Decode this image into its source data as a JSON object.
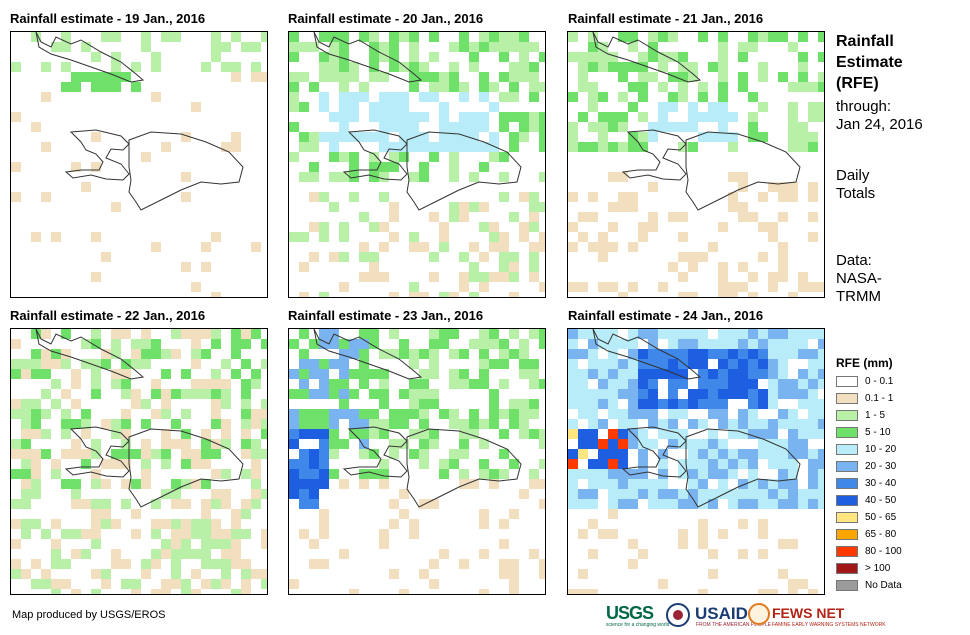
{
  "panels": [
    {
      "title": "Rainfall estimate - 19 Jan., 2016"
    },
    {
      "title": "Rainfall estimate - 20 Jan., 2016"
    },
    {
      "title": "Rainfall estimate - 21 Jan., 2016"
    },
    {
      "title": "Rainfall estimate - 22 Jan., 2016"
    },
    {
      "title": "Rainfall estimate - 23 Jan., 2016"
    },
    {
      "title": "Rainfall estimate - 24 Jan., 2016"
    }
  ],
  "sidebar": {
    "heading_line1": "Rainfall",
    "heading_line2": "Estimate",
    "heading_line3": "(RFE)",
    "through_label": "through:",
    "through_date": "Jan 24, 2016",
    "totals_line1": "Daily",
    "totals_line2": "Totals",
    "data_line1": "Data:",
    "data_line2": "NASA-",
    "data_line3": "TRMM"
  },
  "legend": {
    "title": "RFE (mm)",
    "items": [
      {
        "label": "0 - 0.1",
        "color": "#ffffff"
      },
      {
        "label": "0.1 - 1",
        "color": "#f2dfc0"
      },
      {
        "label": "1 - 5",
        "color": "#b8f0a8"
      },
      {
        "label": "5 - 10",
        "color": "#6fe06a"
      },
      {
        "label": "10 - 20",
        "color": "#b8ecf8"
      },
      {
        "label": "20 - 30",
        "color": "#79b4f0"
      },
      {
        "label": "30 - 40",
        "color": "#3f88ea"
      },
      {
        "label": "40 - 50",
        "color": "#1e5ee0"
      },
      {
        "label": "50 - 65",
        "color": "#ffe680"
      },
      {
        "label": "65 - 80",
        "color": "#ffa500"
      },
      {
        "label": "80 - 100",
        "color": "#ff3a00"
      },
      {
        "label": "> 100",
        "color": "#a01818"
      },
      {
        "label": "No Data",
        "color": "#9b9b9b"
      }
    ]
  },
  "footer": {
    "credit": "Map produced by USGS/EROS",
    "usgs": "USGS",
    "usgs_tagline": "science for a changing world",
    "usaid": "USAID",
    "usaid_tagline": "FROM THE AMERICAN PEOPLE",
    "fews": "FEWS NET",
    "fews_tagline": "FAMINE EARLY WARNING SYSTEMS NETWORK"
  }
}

========================================================================

# Given exercise:
Give only the number of lines in the entries above that contain the string "Rainfall".

# Result of this exercise:
7